**EXERCISE OBJECTIVE**
The records that follow must be reproduced in full, exactly as written.

**ENTRIES PROVIDED**

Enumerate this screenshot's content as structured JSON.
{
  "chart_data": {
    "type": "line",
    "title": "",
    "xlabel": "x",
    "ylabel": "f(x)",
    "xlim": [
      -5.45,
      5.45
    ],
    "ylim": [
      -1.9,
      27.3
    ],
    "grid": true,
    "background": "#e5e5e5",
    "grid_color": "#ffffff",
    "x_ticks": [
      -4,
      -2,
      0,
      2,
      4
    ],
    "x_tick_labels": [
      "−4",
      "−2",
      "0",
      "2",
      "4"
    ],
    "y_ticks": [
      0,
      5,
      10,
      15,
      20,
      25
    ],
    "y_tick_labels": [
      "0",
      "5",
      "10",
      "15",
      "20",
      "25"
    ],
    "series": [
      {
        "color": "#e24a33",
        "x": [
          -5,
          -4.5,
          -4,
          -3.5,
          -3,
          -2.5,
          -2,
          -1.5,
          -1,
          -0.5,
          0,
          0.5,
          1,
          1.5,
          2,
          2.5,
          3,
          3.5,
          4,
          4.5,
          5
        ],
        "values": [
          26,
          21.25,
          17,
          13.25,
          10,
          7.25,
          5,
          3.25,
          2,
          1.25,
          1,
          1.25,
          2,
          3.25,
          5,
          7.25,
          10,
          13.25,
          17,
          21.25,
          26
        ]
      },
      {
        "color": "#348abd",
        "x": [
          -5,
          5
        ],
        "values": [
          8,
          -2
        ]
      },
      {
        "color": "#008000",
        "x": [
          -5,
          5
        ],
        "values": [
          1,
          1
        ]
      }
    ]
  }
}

**ANSWER FOR THE TASK**
Enumerate this screenshot's content as structured JSON.
{
  "chart_data": {
    "type": "line",
    "title": "",
    "xlabel": "x",
    "ylabel": "f(x)",
    "xlim": [
      -5.45,
      5.45
    ],
    "ylim": [
      -1.9,
      27.3
    ],
    "grid": true,
    "background": "#e5e5e5",
    "grid_color": "#ffffff",
    "x_ticks": [
      -4,
      -2,
      0,
      2,
      4
    ],
    "x_tick_labels": [
      "−4",
      "−2",
      "0",
      "2",
      "4"
    ],
    "y_ticks": [
      0,
      5,
      10,
      15,
      20,
      25
    ],
    "y_tick_labels": [
      "0",
      "5",
      "10",
      "15",
      "20",
      "25"
    ],
    "series": [
      {
        "color": "#e24a33",
        "x": [
          -5,
          -4.5,
          -4,
          -3.5,
          -3,
          -2.5,
          -2,
          -1.5,
          -1,
          -0.5,
          0,
          0.5,
          1,
          1.5,
          2,
          2.5,
          3,
          3.5,
          4,
          4.5,
          5
        ],
        "values": [
          26,
          21.25,
          17,
          13.25,
          10,
          7.25,
          5,
          3.25,
          2,
          1.25,
          1,
          1.25,
          2,
          3.25,
          5,
          7.25,
          10,
          13.25,
          17,
          21.25,
          26
        ]
      },
      {
        "color": "#348abd",
        "x": [
          -5,
          5
        ],
        "values": [
          8,
          -2
        ]
      },
      {
        "color": "#008000",
        "x": [
          -5,
          5
        ],
        "values": [
          1,
          1
        ]
      }
    ]
  }
}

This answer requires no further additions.